What to produce: Check every line of the entries for "name", and copy the lines that hold it.

Provided entries:

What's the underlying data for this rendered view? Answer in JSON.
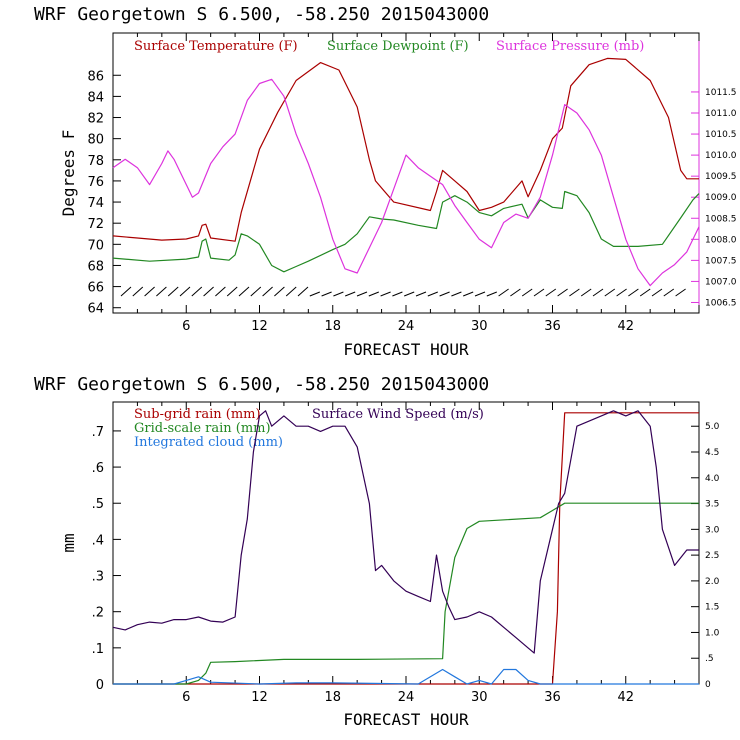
{
  "chart_data": [
    {
      "type": "line",
      "title": "WRF   Georgetown S   6.500, -58.250  2015043000",
      "xlabel": "FORECAST HOUR",
      "ylabel": "Degrees F",
      "xlim": [
        0,
        48
      ],
      "ylim": [
        63.5,
        90
      ],
      "y2lim": [
        1006.25,
        1012.9
      ],
      "xticks": [
        "6",
        "12",
        "18",
        "24",
        "30",
        "36",
        "42"
      ],
      "yticks": [
        "64",
        "66",
        "68",
        "70",
        "72",
        "74",
        "76",
        "78",
        "80",
        "82",
        "84",
        "86"
      ],
      "y2ticks": [
        "1006.5",
        "1007.0",
        "1007.5",
        "1008.0",
        "1008.5",
        "1009.0",
        "1009.5",
        "1010.0",
        "1010.5",
        "1011.0",
        "1011.5"
      ],
      "legend_position": "top",
      "series": [
        {
          "name": "Surface Temperature (F)",
          "color": "#aa0000",
          "axis": "left",
          "points": [
            [
              0,
              70.8
            ],
            [
              2,
              70.6
            ],
            [
              4,
              70.4
            ],
            [
              6,
              70.5
            ],
            [
              7,
              70.8
            ],
            [
              7.3,
              71.8
            ],
            [
              7.6,
              71.9
            ],
            [
              8,
              70.6
            ],
            [
              10,
              70.3
            ],
            [
              10.5,
              73
            ],
            [
              12,
              79
            ],
            [
              13.5,
              82.5
            ],
            [
              15,
              85.5
            ],
            [
              17,
              87.2
            ],
            [
              18.5,
              86.5
            ],
            [
              20,
              83
            ],
            [
              21,
              78
            ],
            [
              21.5,
              76
            ],
            [
              23,
              74
            ],
            [
              26,
              73.2
            ],
            [
              26.5,
              75
            ],
            [
              27,
              77
            ],
            [
              28,
              76
            ],
            [
              29,
              75
            ],
            [
              30,
              73.2
            ],
            [
              31,
              73.5
            ],
            [
              32,
              74
            ],
            [
              33.5,
              76
            ],
            [
              34,
              74.5
            ],
            [
              35,
              77
            ],
            [
              36,
              80
            ],
            [
              36.8,
              81
            ],
            [
              37.5,
              85
            ],
            [
              39,
              87
            ],
            [
              40.5,
              87.6
            ],
            [
              42,
              87.5
            ],
            [
              44,
              85.5
            ],
            [
              45.5,
              82
            ],
            [
              46.5,
              77
            ],
            [
              47,
              76.2
            ],
            [
              48,
              76.2
            ]
          ]
        },
        {
          "name": "Surface Dewpoint (F)",
          "color": "#228822",
          "axis": "left",
          "points": [
            [
              0,
              68.7
            ],
            [
              3,
              68.4
            ],
            [
              6,
              68.6
            ],
            [
              7,
              68.8
            ],
            [
              7.3,
              70.3
            ],
            [
              7.6,
              70.5
            ],
            [
              8,
              68.7
            ],
            [
              9.5,
              68.5
            ],
            [
              10,
              69
            ],
            [
              10.5,
              71
            ],
            [
              11,
              70.8
            ],
            [
              12,
              70
            ],
            [
              13,
              68
            ],
            [
              14,
              67.4
            ],
            [
              15,
              67.9
            ],
            [
              16,
              68.4
            ],
            [
              18,
              69.5
            ],
            [
              19,
              70
            ],
            [
              20,
              71
            ],
            [
              21,
              72.6
            ],
            [
              22,
              72.4
            ],
            [
              23,
              72.3
            ],
            [
              25,
              71.8
            ],
            [
              26.5,
              71.5
            ],
            [
              27,
              74
            ],
            [
              28,
              74.6
            ],
            [
              29,
              74
            ],
            [
              30,
              73
            ],
            [
              31,
              72.7
            ],
            [
              32,
              73.4
            ],
            [
              33.5,
              73.8
            ],
            [
              34,
              72.5
            ],
            [
              35,
              74.2
            ],
            [
              36,
              73.5
            ],
            [
              36.8,
              73.4
            ],
            [
              37,
              75
            ],
            [
              38,
              74.6
            ],
            [
              39,
              73
            ],
            [
              40,
              70.5
            ],
            [
              41,
              69.8
            ],
            [
              43,
              69.8
            ],
            [
              45,
              70
            ],
            [
              46.5,
              72.5
            ],
            [
              47.5,
              74.2
            ],
            [
              48,
              74.8
            ]
          ]
        },
        {
          "name": "Surface Pressure (mb)",
          "color": "#dd33dd",
          "axis": "right",
          "points": [
            [
              0,
              1009.7
            ],
            [
              1,
              1009.9
            ],
            [
              2,
              1009.7
            ],
            [
              3,
              1009.3
            ],
            [
              4,
              1009.8
            ],
            [
              4.5,
              1010.1
            ],
            [
              5,
              1009.9
            ],
            [
              6,
              1009.3
            ],
            [
              6.5,
              1009.0
            ],
            [
              7,
              1009.1
            ],
            [
              8,
              1009.8
            ],
            [
              9,
              1010.2
            ],
            [
              10,
              1010.5
            ],
            [
              11,
              1011.3
            ],
            [
              12,
              1011.7
            ],
            [
              13,
              1011.8
            ],
            [
              14,
              1011.4
            ],
            [
              15,
              1010.5
            ],
            [
              16,
              1009.8
            ],
            [
              17,
              1009.0
            ],
            [
              18,
              1008.0
            ],
            [
              19,
              1007.3
            ],
            [
              20,
              1007.2
            ],
            [
              21,
              1007.8
            ],
            [
              22,
              1008.4
            ],
            [
              23,
              1009.2
            ],
            [
              24,
              1010.0
            ],
            [
              25,
              1009.7
            ],
            [
              26,
              1009.5
            ],
            [
              27,
              1009.3
            ],
            [
              28,
              1008.8
            ],
            [
              29,
              1008.4
            ],
            [
              30,
              1008.0
            ],
            [
              31,
              1007.8
            ],
            [
              32,
              1008.4
            ],
            [
              33,
              1008.6
            ],
            [
              34,
              1008.5
            ],
            [
              35,
              1009.0
            ],
            [
              36,
              1010.0
            ],
            [
              37,
              1011.2
            ],
            [
              38,
              1011.0
            ],
            [
              39,
              1010.6
            ],
            [
              40,
              1010.0
            ],
            [
              41,
              1009.0
            ],
            [
              42,
              1008.0
            ],
            [
              43,
              1007.3
            ],
            [
              44,
              1006.9
            ],
            [
              45,
              1007.2
            ],
            [
              46,
              1007.4
            ],
            [
              47,
              1007.7
            ],
            [
              48,
              1008.3
            ]
          ]
        }
      ]
    },
    {
      "type": "line",
      "title": "WRF   Georgetown S   6.500, -58.250  2015043000",
      "xlabel": "FORECAST HOUR",
      "ylabel": "mm",
      "xlim": [
        0,
        48
      ],
      "ylim": [
        0,
        0.78
      ],
      "y2lim": [
        0,
        5.47
      ],
      "xticks": [
        "6",
        "12",
        "18",
        "24",
        "30",
        "36",
        "42"
      ],
      "yticks": [
        "0",
        ".1",
        ".2",
        ".3",
        ".4",
        ".5",
        ".6",
        ".7"
      ],
      "y2ticks": [
        "0",
        ".5",
        "1.0",
        "1.5",
        "2.0",
        "2.5",
        "3.0",
        "3.5",
        "4.0",
        "4.5",
        "5.0"
      ],
      "legend_position": "top-left",
      "series": [
        {
          "name": "Sub-grid rain (mm)",
          "color": "#aa0000",
          "axis": "left",
          "points": [
            [
              0,
              0
            ],
            [
              36,
              0
            ],
            [
              36.4,
              0.2
            ],
            [
              36.6,
              0.5
            ],
            [
              37,
              0.75
            ],
            [
              48,
              0.75
            ]
          ]
        },
        {
          "name": "Grid-scale rain (mm)",
          "color": "#228822",
          "axis": "left",
          "points": [
            [
              0,
              0
            ],
            [
              6,
              0
            ],
            [
              7,
              0.01
            ],
            [
              7.6,
              0.03
            ],
            [
              8,
              0.06
            ],
            [
              10,
              0.062
            ],
            [
              14,
              0.068
            ],
            [
              20,
              0.068
            ],
            [
              27,
              0.07
            ],
            [
              27.2,
              0.2
            ],
            [
              28,
              0.35
            ],
            [
              29,
              0.43
            ],
            [
              30,
              0.45
            ],
            [
              35,
              0.46
            ],
            [
              36,
              0.48
            ],
            [
              37,
              0.5
            ],
            [
              48,
              0.5
            ]
          ]
        },
        {
          "name": "Integrated cloud (mm)",
          "color": "#2277dd",
          "axis": "left",
          "points": [
            [
              0,
              0
            ],
            [
              5,
              0
            ],
            [
              6,
              0.01
            ],
            [
              7,
              0.02
            ],
            [
              8,
              0.005
            ],
            [
              12,
              0
            ],
            [
              15,
              0.003
            ],
            [
              18,
              0.003
            ],
            [
              25,
              0
            ],
            [
              27,
              0.04
            ],
            [
              28,
              0.02
            ],
            [
              29,
              0
            ],
            [
              30,
              0.01
            ],
            [
              31,
              0
            ],
            [
              32,
              0.04
            ],
            [
              33,
              0.04
            ],
            [
              34,
              0.01
            ],
            [
              35,
              0
            ],
            [
              48,
              0
            ]
          ]
        },
        {
          "name": "Surface Wind Speed (m/s)",
          "color": "#330055",
          "axis": "right",
          "points": [
            [
              0,
              1.1
            ],
            [
              1,
              1.05
            ],
            [
              2,
              1.15
            ],
            [
              3,
              1.2
            ],
            [
              4,
              1.18
            ],
            [
              5,
              1.25
            ],
            [
              6,
              1.25
            ],
            [
              7,
              1.3
            ],
            [
              8,
              1.22
            ],
            [
              9,
              1.2
            ],
            [
              10,
              1.3
            ],
            [
              10.5,
              2.5
            ],
            [
              11,
              3.2
            ],
            [
              11.5,
              4.5
            ],
            [
              12,
              5.2
            ],
            [
              12.5,
              5.3
            ],
            [
              13,
              5.0
            ],
            [
              14,
              5.2
            ],
            [
              15,
              5.0
            ],
            [
              16,
              5.0
            ],
            [
              17,
              4.9
            ],
            [
              18,
              5.0
            ],
            [
              19,
              5.0
            ],
            [
              20,
              4.6
            ],
            [
              21,
              3.5
            ],
            [
              21.5,
              2.2
            ],
            [
              22,
              2.3
            ],
            [
              23,
              2.0
            ],
            [
              24,
              1.8
            ],
            [
              25,
              1.7
            ],
            [
              26,
              1.6
            ],
            [
              26.5,
              2.5
            ],
            [
              27,
              1.8
            ],
            [
              27.5,
              1.5
            ],
            [
              28,
              1.25
            ],
            [
              29,
              1.3
            ],
            [
              30,
              1.4
            ],
            [
              31,
              1.3
            ],
            [
              32,
              1.1
            ],
            [
              33,
              0.9
            ],
            [
              34,
              0.7
            ],
            [
              34.5,
              0.6
            ],
            [
              35,
              2.0
            ],
            [
              36,
              3.0
            ],
            [
              36.5,
              3.5
            ],
            [
              37,
              3.7
            ],
            [
              38,
              5.0
            ],
            [
              39,
              5.1
            ],
            [
              40,
              5.2
            ],
            [
              41,
              5.3
            ],
            [
              42,
              5.2
            ],
            [
              43,
              5.3
            ],
            [
              44,
              5.0
            ],
            [
              44.5,
              4.2
            ],
            [
              45,
              3.0
            ],
            [
              46,
              2.3
            ],
            [
              47,
              2.6
            ],
            [
              48,
              2.6
            ]
          ]
        }
      ]
    }
  ]
}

Solution for this problem:
          "name": "Surface Temperature (F)",
          "name": "Surface Dewpoint (F)",
          "name": "Surface Pressure (mb)",
          "name": "Sub-grid rain (mm)",
          "name": "Grid-scale rain (mm)",
          "name": "Integrated cloud (mm)",
          "name": "Surface Wind Speed (m/s)",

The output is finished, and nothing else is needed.